● **Document excerpt**:
### Colab notebook for activity recognition in videos using pretrained model (model from https://github.com/kenshohara/) for recognizing 400 different activities

In [23]:
# downloading project zip file containing required files - model file, class names text file, sample video for activity recognition 
from google_drive_downloader import GoogleDriveDownloader as gdd 
file_id = '1-2fFtZbQLsF3sSwpAZC_HOHyrCrF6GWz'
gdd.download_file_from_google_drive(file_id=file_id, dest_path = '/content/files_activity_recognition.zip', unzip=True)

# unzipping file 
!unzip files_activity_recognition.zip 

Downloading 1-2fFtZbQLsF3sSwpAZC_HOHyrCrF6GWz into /content/files_activity_recognition.zip... Done.
Unzipping...Done.

● **Supplied material**:
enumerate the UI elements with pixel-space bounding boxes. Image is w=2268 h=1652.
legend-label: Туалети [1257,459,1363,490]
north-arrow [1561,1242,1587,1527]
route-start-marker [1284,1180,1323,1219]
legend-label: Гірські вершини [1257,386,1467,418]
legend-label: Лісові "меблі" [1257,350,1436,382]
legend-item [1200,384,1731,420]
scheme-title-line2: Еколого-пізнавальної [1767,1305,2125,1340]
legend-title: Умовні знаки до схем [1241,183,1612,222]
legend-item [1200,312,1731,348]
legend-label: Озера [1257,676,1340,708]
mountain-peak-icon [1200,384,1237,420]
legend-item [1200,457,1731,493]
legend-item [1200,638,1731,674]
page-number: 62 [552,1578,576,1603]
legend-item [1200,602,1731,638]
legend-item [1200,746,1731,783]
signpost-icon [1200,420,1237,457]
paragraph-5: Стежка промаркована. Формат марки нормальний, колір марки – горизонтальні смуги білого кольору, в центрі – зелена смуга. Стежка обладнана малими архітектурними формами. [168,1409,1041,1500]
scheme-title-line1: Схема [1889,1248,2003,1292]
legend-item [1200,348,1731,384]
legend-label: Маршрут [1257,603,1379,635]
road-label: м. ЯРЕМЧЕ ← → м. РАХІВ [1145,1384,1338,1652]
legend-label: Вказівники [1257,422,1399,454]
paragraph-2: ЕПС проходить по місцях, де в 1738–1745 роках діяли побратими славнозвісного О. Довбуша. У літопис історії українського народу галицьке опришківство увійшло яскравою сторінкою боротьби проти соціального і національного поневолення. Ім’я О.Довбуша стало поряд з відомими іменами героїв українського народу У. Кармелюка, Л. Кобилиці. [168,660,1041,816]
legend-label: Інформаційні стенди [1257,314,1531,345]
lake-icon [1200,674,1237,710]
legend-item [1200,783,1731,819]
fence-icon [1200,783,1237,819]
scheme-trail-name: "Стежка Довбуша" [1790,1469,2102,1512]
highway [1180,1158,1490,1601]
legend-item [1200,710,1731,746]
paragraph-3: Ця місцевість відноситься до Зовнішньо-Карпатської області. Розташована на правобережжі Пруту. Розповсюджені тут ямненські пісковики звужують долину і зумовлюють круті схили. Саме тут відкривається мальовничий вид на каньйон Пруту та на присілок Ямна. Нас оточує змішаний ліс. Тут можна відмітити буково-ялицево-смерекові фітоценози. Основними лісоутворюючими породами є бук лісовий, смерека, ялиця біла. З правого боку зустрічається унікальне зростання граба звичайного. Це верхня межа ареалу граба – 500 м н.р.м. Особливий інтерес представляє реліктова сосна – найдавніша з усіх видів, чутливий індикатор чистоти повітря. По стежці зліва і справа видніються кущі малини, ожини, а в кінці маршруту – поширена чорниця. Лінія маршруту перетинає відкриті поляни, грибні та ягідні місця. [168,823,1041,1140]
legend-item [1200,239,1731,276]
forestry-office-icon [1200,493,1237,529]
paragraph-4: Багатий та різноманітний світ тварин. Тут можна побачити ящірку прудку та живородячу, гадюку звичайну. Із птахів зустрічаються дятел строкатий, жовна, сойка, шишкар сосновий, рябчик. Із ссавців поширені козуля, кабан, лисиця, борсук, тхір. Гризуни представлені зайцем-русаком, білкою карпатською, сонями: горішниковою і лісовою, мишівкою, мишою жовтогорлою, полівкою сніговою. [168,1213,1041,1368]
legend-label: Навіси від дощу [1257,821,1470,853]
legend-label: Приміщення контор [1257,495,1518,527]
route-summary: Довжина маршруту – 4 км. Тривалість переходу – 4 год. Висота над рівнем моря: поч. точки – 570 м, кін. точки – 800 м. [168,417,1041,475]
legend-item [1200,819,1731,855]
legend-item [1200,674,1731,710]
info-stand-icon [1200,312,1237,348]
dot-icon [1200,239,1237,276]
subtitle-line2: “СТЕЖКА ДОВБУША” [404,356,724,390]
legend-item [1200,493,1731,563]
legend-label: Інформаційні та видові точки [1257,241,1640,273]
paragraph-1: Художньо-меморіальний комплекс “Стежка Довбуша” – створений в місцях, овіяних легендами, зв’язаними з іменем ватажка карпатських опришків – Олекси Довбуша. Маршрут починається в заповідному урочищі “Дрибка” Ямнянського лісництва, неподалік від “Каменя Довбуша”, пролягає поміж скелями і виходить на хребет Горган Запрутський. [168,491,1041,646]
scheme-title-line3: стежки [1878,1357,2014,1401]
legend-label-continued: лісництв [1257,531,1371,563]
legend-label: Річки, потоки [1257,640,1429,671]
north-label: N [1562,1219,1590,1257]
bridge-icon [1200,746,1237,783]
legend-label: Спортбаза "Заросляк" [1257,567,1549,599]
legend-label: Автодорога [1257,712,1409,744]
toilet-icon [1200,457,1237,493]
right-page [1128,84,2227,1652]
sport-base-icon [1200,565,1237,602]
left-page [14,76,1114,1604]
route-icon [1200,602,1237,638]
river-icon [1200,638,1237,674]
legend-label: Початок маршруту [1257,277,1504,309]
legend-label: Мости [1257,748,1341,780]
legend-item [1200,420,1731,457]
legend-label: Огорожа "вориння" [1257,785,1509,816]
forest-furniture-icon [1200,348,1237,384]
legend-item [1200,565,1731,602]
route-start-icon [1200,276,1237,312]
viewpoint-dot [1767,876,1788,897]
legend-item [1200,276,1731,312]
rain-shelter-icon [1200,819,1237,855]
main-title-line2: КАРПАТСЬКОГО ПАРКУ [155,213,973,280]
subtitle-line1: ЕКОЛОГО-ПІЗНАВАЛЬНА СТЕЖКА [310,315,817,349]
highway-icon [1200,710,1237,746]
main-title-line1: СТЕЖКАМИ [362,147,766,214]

● **Exercise objective**:
Please change "Done" to "Complete" in the activity recognition notebook, from "# unzipping file" up to and including "Unzipping...Done.", and give that passage with the change made. Rely on the activity recognition notebook alone, not on the material.

● **Solution to this problem**:
# unzipping file 
!unzip files_activity_recognition.zip 

Downloading 1-2fFtZbQLsF3sSwpAZC_HOHyrCrF6GWz into /content/files_activity_recognition.zip... Complete.
Unzipping...Complete.